### PROBLEM STATEMENT
Identify the lines bearing the string "JSON" and gather them.

### AVAILABLE DATA

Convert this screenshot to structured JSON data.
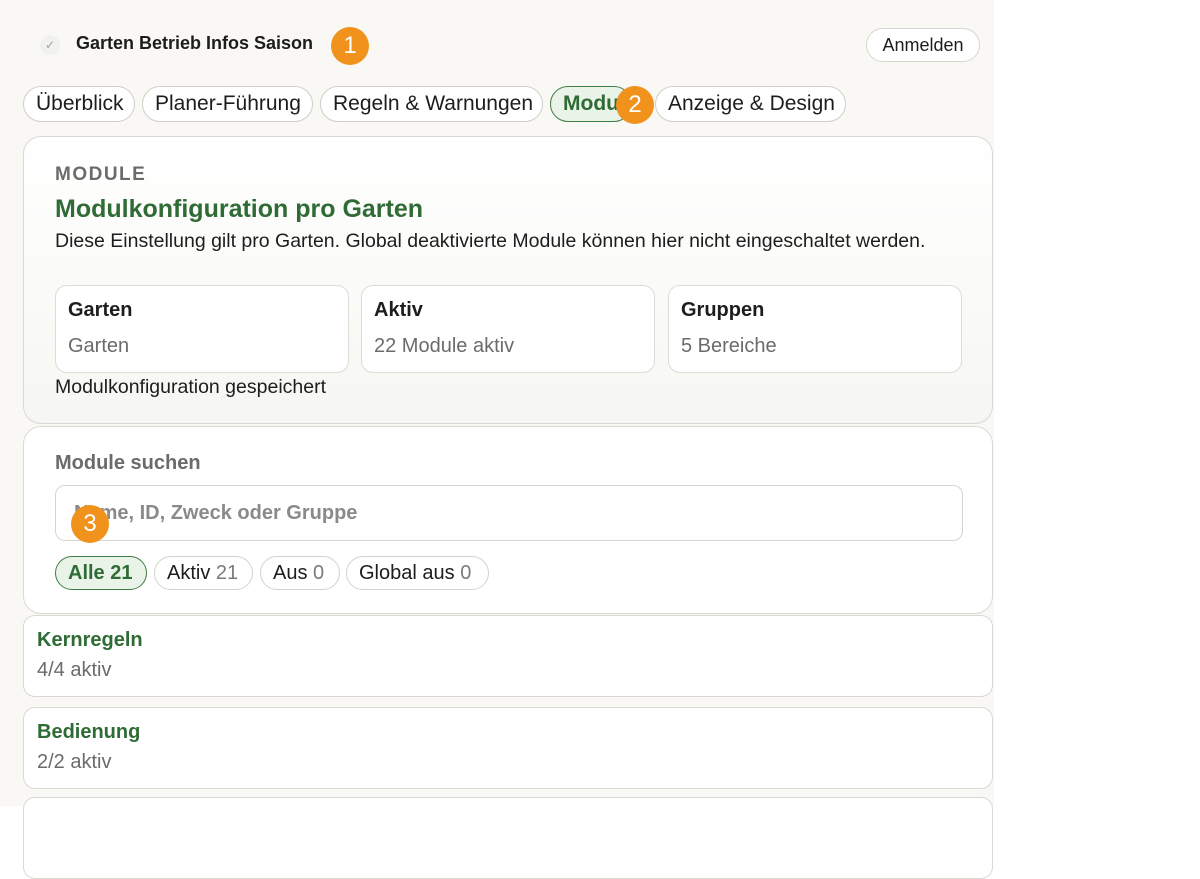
{
  "header": {
    "title": "Garten Betrieb Infos Saison",
    "login_label": "Anmelden"
  },
  "tabs": [
    {
      "label": "Überblick",
      "active": false
    },
    {
      "label": "Planer-Führung",
      "active": false
    },
    {
      "label": "Regeln & Warnungen",
      "active": false
    },
    {
      "label": "Module",
      "active": true
    },
    {
      "label": "Anzeige & Design",
      "active": false
    }
  ],
  "badges": [
    "1",
    "2",
    "3"
  ],
  "hero": {
    "eyebrow": "MODULE",
    "title": "Modulkonfiguration pro Garten",
    "description": "Diese Einstellung gilt pro Garten. Global deaktivierte Module können hier nicht eingeschaltet werden.",
    "stats": [
      {
        "label": "Garten",
        "value": "Garten"
      },
      {
        "label": "Aktiv",
        "value": "22 Module aktiv"
      },
      {
        "label": "Gruppen",
        "value": "5 Bereiche"
      }
    ],
    "status": "Modulkonfiguration gespeichert"
  },
  "search": {
    "label": "Module suchen",
    "placeholder": "Name, ID, Zweck oder Gruppe",
    "value": ""
  },
  "filters": [
    {
      "label": "Alle",
      "count": "21",
      "active": true
    },
    {
      "label": "Aktiv",
      "count": "21",
      "active": false
    },
    {
      "label": "Aus",
      "count": "0",
      "active": false
    },
    {
      "label": "Global aus",
      "count": "0",
      "active": false
    }
  ],
  "groups": [
    {
      "name": "Kernregeln",
      "status": "4/4 aktiv"
    },
    {
      "name": "Bedienung",
      "status": "2/2 aktiv"
    }
  ],
  "colors": {
    "accent": "#2f6b35",
    "badge": "#f0921c",
    "active_chip_bg": "#e9f3e8"
  }
}
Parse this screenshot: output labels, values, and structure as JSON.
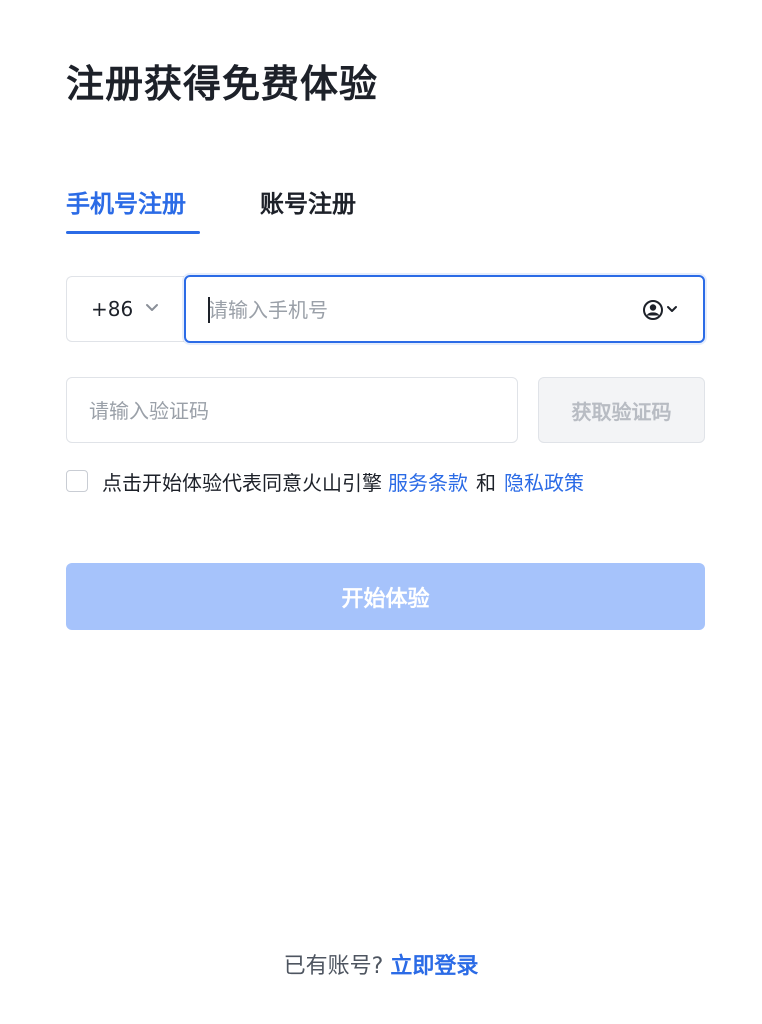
{
  "title": "注册获得免费体验",
  "tabs": {
    "phone": "手机号注册",
    "account": "账号注册",
    "active": "phone"
  },
  "phone": {
    "country_code": "+86",
    "placeholder": "请输入手机号",
    "value": ""
  },
  "code": {
    "placeholder": "请输入验证码",
    "value": "",
    "get_code_label": "获取验证码"
  },
  "agreement": {
    "checked": false,
    "text": "点击开始体验代表同意火山引擎",
    "terms_label": "服务条款",
    "and_label": "和",
    "privacy_label": "隐私政策"
  },
  "submit_label": "开始体验",
  "footer": {
    "question": "已有账号?",
    "login_label": "立即登录"
  },
  "colors": {
    "accent": "#2b6be6",
    "button_disabled": "#a6c3fb"
  },
  "icons": {
    "country_dropdown": "chevron-down-icon",
    "contact": "contact-picker-icon"
  }
}
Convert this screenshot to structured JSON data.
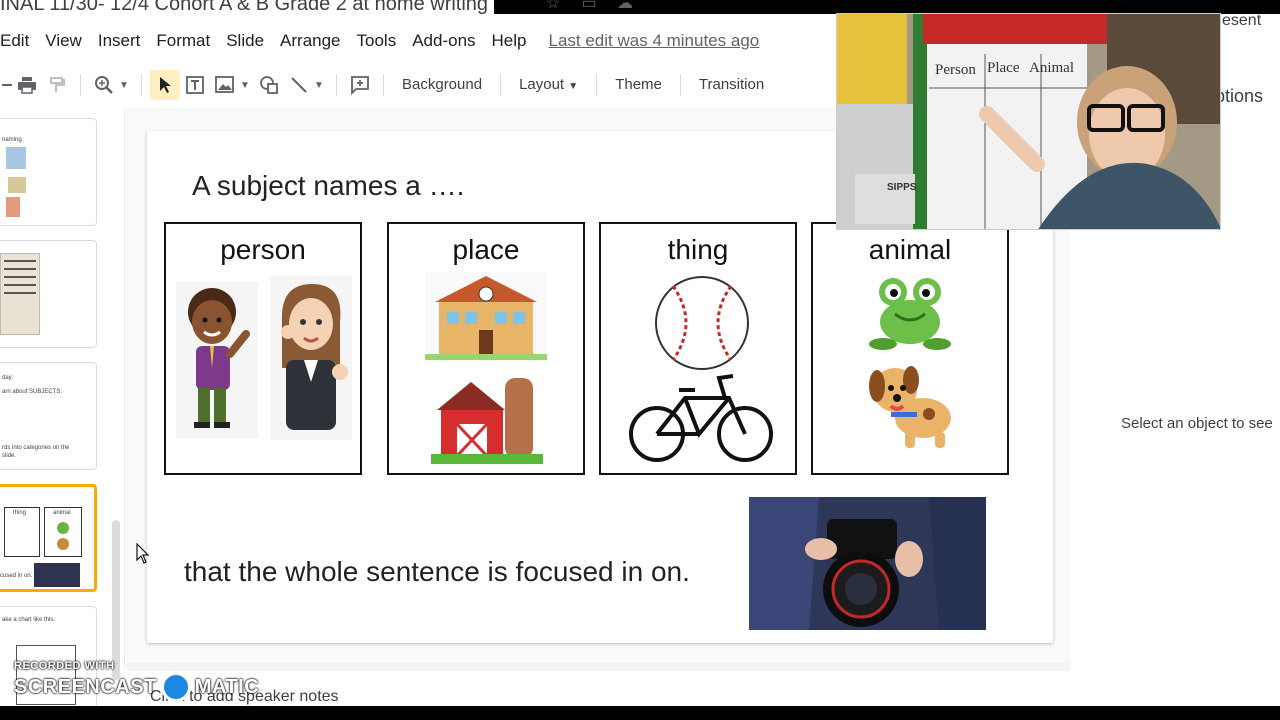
{
  "header": {
    "doc_title": "INAL 11/30- 12/4 Cohort A & B Grade 2 at home writing",
    "present_label": "esent",
    "options_label": "ptions"
  },
  "menu": {
    "items": [
      "Edit",
      "View",
      "Insert",
      "Format",
      "Slide",
      "Arrange",
      "Tools",
      "Add-ons",
      "Help"
    ],
    "last_edit": "Last edit was 4 minutes ago"
  },
  "toolbar": {
    "background": "Background",
    "layout": "Layout",
    "theme": "Theme",
    "transition": "Transition"
  },
  "filmstrip": {
    "thumb1_text": "naming",
    "thumb3_text1": "day:",
    "thumb3_text2": "arn about SUBJECTS.",
    "thumb3_text3": "rds into categories on the",
    "thumb3_text4": "slide.",
    "thumb4_label1": "thing",
    "thumb4_label2": "animal",
    "thumb4_text": "cused in on.",
    "thumb5_text": "ake a chart like this:"
  },
  "slide": {
    "heading": "A subject names a ….",
    "cards": [
      "person",
      "place",
      "thing",
      "animal"
    ],
    "footer": "that the whole sentence is focused in on."
  },
  "notes": {
    "placeholder": "Click to add speaker notes"
  },
  "side_panel": {
    "message": "Select an object to see"
  },
  "webcam": {
    "chart_headers": [
      "Person",
      "Place",
      "Animal"
    ],
    "book_label": "SIPPS"
  },
  "watermark": {
    "line1": "RECORDED WITH",
    "line2": "SCREENCAST",
    "line3": "MATIC"
  },
  "colors": {
    "accent_selected": "#f9ab00",
    "toolbar_active": "#feefc3",
    "link_gray": "#5f6368"
  }
}
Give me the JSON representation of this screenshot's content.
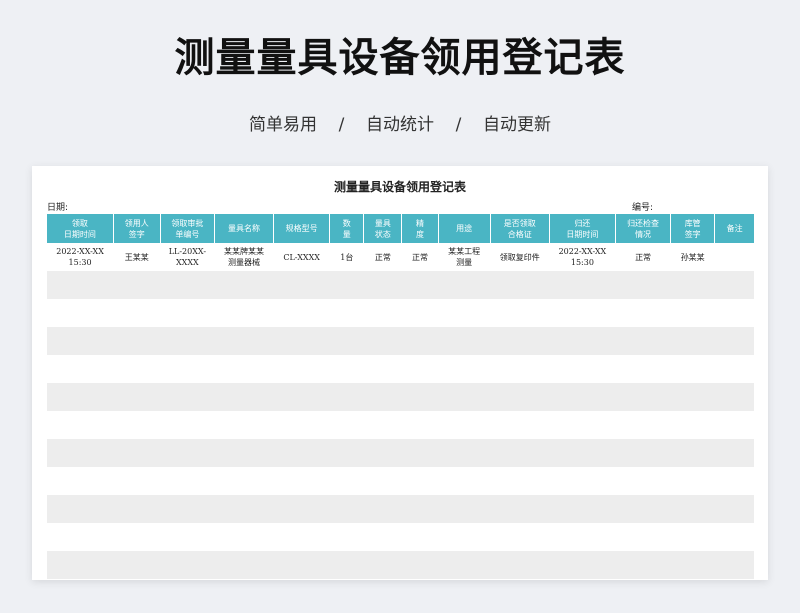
{
  "header": {
    "title": "测量量具设备领用登记表",
    "subtitle": "简单易用    /    自动统计    /    自动更新"
  },
  "sheet": {
    "title": "测量量具设备领用登记表",
    "date_label": "日期:",
    "number_label": "编号:"
  },
  "table": {
    "columns": [
      "领取\n日期时间",
      "领用人\n签字",
      "领取审批\n单编号",
      "量具名称",
      "规格型号",
      "数\n量",
      "量具\n状态",
      "精\n度",
      "用途",
      "是否领取\n合格证",
      "归还\n日期时间",
      "归还检查\n情况",
      "库管\n签字",
      "备注"
    ],
    "rows": [
      [
        "2022-XX-XX\n15:30",
        "王某某",
        "LL-20XX-\nXXXX",
        "某某牌某某\n测量器械",
        "CL-XXXX",
        "1台",
        "正常",
        "正常",
        "某某工程\n测量",
        "领取复印件",
        "2022-XX-XX\n15:30",
        "正常",
        "孙某某",
        ""
      ]
    ],
    "empty_rows": 11
  }
}
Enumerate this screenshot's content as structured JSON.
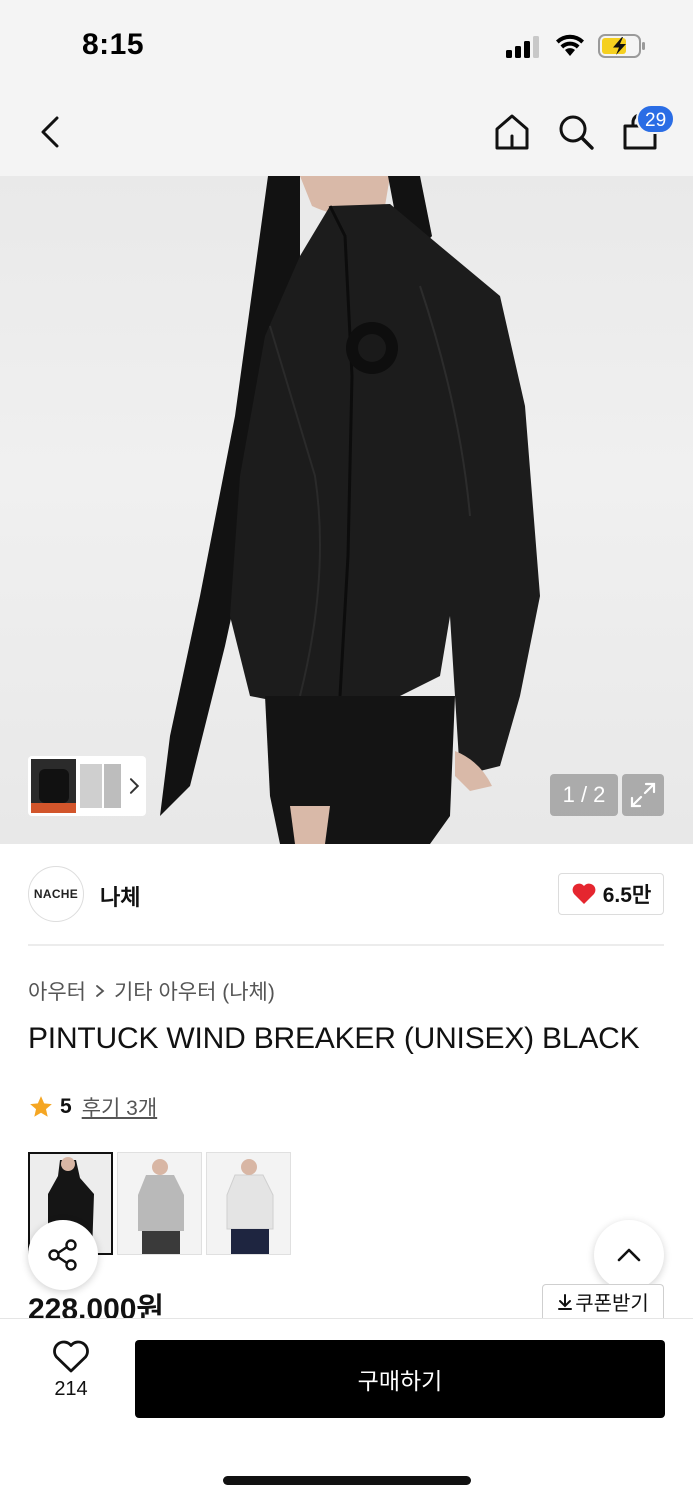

### EXPECTED OUTPUT
Convert this screenshot to structured JSON data.
Parse this screenshot: output labels, values, and structure as JSON.
Convert this screenshot to structured JSON data.
Give me the JSON representation of this screenshot's content.
Enumerate this screenshot's content as structured JSON.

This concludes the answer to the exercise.